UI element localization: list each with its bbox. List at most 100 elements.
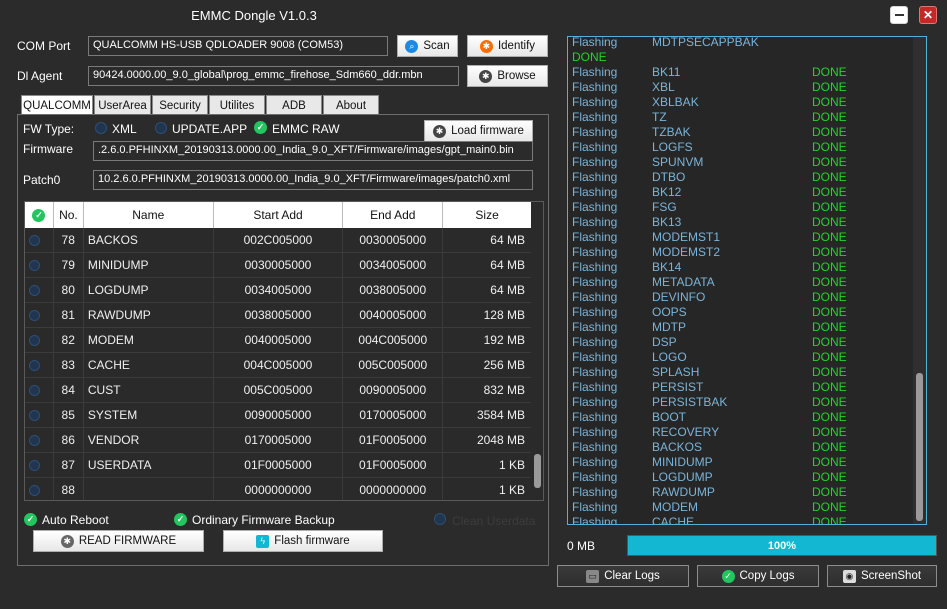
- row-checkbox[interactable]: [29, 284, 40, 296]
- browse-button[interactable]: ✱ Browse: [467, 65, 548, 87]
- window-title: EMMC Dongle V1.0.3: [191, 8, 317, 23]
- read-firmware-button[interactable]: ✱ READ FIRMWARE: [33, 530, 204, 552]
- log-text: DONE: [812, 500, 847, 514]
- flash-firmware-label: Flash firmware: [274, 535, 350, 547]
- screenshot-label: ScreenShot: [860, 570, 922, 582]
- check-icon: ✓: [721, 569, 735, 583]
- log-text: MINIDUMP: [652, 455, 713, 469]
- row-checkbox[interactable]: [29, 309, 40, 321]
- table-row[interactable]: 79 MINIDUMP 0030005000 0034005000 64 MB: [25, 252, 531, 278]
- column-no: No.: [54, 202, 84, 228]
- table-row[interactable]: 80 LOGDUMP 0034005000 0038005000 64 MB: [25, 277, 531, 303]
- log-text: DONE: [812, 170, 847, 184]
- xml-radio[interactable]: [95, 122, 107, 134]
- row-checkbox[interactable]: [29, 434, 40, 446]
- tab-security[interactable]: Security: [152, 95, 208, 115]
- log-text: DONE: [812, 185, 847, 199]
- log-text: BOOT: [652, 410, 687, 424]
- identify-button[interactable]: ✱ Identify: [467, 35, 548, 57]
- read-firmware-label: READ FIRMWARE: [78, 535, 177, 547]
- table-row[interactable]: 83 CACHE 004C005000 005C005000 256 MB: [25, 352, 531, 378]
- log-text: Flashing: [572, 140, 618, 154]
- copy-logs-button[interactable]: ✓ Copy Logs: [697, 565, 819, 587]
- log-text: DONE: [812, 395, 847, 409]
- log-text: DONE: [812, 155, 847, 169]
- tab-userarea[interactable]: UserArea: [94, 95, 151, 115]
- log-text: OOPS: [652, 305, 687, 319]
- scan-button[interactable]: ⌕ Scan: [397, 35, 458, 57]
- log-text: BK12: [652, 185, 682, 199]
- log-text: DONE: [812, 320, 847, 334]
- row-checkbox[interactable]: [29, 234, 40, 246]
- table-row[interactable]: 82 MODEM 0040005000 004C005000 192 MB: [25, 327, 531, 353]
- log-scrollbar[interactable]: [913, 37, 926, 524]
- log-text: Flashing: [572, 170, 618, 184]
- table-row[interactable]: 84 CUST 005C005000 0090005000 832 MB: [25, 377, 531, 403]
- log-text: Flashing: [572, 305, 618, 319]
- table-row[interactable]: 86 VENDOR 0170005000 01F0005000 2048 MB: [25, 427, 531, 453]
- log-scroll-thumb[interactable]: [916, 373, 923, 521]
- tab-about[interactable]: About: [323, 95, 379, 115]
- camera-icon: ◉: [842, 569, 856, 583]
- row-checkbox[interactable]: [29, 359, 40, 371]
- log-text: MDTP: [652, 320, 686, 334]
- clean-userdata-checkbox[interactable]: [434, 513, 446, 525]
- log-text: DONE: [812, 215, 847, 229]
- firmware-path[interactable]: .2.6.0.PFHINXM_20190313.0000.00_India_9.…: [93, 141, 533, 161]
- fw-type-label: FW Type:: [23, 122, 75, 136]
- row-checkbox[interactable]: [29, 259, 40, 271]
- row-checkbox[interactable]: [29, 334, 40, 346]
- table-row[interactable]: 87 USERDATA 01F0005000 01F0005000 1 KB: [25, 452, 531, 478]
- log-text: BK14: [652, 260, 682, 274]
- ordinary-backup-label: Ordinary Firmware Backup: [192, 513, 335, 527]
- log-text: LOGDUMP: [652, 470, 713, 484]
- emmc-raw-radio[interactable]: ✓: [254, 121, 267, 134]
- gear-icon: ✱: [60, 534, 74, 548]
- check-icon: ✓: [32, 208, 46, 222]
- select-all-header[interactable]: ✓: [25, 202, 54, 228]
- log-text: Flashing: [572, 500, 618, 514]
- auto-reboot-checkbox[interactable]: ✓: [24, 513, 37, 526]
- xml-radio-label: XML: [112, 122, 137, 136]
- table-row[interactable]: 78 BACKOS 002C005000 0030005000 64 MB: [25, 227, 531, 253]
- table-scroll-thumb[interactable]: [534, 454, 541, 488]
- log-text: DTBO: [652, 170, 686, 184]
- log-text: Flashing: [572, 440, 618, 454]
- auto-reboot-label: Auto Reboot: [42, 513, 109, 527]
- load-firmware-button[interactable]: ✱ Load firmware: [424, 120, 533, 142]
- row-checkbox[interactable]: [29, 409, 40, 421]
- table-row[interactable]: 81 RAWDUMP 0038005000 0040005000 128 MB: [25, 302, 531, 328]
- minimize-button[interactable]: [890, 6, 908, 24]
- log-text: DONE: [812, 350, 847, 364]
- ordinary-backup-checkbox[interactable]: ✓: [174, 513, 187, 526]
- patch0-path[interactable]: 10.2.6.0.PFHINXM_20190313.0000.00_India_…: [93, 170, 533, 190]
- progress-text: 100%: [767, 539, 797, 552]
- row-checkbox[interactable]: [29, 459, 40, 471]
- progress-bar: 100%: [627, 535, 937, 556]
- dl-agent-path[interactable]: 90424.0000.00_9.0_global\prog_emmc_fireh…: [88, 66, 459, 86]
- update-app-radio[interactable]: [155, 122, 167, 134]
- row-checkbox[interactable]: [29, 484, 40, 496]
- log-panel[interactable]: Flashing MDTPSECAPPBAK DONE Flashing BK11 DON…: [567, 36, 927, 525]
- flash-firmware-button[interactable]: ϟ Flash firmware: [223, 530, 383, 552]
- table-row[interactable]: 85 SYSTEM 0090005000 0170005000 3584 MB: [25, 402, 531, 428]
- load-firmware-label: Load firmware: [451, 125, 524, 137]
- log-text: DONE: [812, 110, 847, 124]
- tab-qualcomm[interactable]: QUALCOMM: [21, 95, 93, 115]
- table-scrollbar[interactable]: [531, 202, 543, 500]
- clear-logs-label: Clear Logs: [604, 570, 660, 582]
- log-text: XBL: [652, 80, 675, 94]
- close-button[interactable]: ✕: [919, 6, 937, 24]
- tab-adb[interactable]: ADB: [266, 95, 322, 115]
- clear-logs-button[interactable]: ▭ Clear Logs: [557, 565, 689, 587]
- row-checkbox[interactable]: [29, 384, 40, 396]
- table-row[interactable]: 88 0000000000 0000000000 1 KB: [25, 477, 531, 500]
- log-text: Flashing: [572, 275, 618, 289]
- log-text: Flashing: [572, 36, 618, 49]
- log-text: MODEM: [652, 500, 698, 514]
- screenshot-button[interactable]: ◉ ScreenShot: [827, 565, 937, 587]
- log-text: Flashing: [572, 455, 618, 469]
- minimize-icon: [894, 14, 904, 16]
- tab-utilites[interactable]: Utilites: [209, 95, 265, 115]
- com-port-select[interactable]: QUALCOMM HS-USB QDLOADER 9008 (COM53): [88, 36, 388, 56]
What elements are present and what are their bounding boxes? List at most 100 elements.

──────────────────────────────

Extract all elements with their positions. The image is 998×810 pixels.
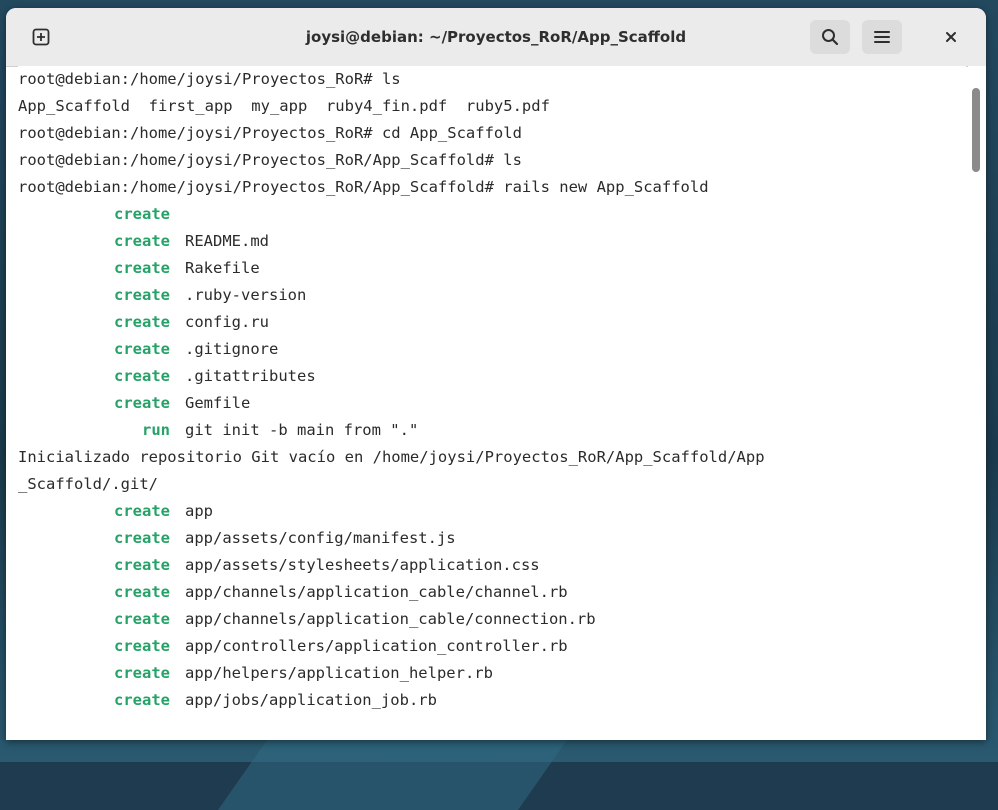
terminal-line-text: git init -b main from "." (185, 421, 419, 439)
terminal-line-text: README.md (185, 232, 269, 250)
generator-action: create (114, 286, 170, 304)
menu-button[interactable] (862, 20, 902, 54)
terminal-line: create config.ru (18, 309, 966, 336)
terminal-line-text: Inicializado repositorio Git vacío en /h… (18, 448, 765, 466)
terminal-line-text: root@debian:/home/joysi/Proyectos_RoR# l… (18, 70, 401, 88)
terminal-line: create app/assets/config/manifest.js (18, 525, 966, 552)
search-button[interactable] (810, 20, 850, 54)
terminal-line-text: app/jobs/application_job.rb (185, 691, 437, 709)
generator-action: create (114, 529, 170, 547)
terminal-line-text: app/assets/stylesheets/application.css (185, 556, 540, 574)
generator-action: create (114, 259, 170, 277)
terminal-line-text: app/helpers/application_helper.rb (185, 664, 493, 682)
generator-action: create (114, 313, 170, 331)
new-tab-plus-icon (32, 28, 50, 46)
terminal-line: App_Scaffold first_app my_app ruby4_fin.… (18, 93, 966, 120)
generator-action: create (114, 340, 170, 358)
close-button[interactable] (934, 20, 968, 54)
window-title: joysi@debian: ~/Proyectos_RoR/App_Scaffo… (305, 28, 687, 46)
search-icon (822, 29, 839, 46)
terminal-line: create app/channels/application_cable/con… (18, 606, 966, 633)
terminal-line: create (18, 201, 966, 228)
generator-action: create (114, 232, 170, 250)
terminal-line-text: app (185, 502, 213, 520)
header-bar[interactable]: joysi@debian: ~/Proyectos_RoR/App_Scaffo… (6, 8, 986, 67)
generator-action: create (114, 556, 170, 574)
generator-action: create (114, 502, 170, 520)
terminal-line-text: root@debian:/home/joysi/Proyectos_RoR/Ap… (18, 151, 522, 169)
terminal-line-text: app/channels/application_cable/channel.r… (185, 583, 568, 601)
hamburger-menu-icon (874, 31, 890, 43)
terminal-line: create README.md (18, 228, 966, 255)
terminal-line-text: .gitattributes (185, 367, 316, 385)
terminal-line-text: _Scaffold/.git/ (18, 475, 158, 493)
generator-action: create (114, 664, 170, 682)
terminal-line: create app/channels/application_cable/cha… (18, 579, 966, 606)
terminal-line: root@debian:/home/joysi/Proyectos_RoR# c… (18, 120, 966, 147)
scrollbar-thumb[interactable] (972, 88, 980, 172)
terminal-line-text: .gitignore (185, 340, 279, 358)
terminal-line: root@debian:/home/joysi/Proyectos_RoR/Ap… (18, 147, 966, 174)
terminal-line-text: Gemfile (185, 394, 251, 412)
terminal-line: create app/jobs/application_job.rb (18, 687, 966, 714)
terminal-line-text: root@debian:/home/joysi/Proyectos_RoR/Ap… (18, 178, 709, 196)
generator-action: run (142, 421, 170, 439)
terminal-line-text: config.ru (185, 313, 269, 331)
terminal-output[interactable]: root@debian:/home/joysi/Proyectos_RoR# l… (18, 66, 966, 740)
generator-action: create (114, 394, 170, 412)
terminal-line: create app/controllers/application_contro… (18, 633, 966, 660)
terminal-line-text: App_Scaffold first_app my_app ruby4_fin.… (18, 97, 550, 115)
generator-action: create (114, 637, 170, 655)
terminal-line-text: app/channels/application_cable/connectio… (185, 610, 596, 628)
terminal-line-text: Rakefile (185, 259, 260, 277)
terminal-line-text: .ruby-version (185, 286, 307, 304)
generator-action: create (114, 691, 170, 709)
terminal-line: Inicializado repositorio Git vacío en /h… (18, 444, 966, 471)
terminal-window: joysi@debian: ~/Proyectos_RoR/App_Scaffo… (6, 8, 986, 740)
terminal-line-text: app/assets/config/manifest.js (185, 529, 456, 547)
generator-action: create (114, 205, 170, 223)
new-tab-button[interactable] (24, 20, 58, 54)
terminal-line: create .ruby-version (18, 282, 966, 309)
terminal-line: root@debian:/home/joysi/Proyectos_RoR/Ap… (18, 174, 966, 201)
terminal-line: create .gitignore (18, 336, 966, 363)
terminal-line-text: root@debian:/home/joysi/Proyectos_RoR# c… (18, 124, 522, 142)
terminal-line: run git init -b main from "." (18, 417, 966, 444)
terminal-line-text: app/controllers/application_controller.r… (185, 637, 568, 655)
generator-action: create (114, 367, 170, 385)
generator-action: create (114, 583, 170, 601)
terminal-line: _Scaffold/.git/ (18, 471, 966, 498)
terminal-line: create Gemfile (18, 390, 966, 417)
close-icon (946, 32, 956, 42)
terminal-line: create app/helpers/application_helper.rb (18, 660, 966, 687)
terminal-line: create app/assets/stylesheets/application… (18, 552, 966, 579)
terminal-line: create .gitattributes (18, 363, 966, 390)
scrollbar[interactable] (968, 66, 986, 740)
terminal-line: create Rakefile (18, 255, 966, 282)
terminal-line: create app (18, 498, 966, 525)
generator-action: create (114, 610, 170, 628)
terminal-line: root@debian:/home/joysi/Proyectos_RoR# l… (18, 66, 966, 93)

──────────────────────────────

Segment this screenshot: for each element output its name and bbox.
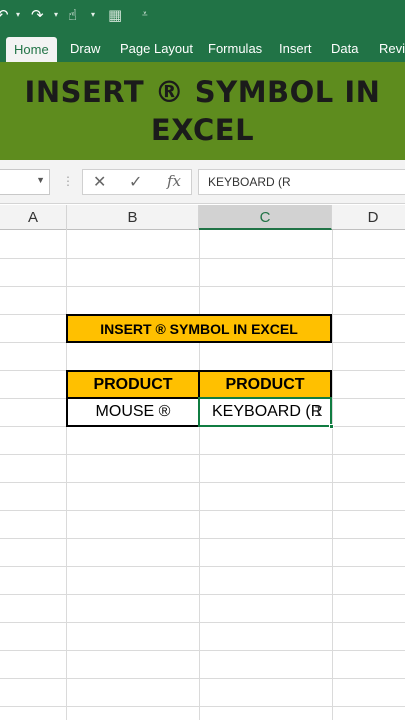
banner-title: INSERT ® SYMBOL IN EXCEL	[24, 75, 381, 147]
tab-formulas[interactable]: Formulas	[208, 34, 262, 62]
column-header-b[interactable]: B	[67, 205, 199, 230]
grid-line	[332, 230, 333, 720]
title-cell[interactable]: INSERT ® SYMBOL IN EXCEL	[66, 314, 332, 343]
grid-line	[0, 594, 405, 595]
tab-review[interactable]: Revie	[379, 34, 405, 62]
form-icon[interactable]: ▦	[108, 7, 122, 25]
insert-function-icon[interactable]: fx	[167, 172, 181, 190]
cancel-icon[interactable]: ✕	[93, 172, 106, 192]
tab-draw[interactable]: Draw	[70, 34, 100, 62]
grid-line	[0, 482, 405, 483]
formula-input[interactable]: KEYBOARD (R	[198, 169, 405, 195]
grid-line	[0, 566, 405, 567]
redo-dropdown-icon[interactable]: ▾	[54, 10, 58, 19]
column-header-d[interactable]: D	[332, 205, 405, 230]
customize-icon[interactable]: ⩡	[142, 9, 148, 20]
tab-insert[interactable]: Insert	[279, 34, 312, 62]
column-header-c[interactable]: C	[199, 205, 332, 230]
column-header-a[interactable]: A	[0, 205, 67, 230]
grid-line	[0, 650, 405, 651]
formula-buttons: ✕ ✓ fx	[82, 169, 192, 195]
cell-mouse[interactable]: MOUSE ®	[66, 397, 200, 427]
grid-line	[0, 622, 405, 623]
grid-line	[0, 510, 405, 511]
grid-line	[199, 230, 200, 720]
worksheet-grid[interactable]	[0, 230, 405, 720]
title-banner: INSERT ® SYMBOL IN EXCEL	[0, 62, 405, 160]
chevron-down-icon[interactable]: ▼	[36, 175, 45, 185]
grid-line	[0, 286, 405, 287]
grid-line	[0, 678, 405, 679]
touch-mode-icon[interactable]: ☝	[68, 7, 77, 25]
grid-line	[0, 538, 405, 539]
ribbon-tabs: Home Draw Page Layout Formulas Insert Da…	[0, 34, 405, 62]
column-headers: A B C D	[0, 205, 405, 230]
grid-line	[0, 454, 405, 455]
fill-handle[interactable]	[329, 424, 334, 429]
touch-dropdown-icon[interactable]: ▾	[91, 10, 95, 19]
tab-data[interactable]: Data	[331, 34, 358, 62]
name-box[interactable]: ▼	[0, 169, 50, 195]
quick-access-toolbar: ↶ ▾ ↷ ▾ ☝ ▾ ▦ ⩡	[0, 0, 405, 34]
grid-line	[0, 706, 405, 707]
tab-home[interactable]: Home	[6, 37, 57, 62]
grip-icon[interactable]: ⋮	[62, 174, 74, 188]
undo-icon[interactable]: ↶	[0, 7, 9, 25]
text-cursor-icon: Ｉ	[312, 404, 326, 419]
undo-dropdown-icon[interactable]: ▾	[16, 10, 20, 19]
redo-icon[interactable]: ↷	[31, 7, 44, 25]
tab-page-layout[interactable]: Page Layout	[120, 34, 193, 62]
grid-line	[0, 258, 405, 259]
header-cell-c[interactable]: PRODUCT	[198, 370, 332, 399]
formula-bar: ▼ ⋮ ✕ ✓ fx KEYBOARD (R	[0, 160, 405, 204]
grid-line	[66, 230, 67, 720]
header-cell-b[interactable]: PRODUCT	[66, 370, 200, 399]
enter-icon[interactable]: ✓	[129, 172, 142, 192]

──────────────────────────────

• _Requirements_
Copy verbatim, from the second block of items above, the lines from the one containing "terminal-line-text: git init" up to and including the one containing "generator-action: create (114, 232, 170, 250)".

• _Solution for this problem_
terminal-line-text: git init -b main from "." (185, 421, 419, 439)
terminal-line-text: README.md (185, 232, 269, 250)
generator-action: create (114, 286, 170, 304)
menu-button[interactable] (862, 20, 902, 54)
terminal-line: create config.ru (18, 309, 966, 336)
terminal-line-text: Inicializado repositorio Git vacío en /h… (18, 448, 765, 466)
terminal-line-text: root@debian:/home/joysi/Proyectos_RoR# l… (18, 70, 401, 88)
terminal-line: create app/assets/config/manifest.js (18, 525, 966, 552)
search-button[interactable] (810, 20, 850, 54)
terminal-line-text: app/jobs/application_job.rb (185, 691, 437, 709)
generator-action: create (114, 529, 170, 547)
terminal-line-text: app/assets/stylesheets/application.css (185, 556, 540, 574)
generator-action: create (114, 259, 170, 277)
terminal-line-text: app/helpers/application_helper.rb (185, 664, 493, 682)
generator-action: create (114, 313, 170, 331)
new-tab-plus-icon (32, 28, 50, 46)
terminal-line: App_Scaffold first_app my_app ruby4_fin.… (18, 93, 966, 120)
generator-action: create (114, 340, 170, 358)
close-button[interactable] (934, 20, 968, 54)
window-title: joysi@debian: ~/Proyectos_RoR/App_Scaffo… (305, 28, 687, 46)
search-icon (822, 29, 839, 46)
terminal-line: create app/channels/application_cable/con… (18, 606, 966, 633)
terminal-line: create (18, 201, 966, 228)
generator-action: create (114, 232, 170, 250)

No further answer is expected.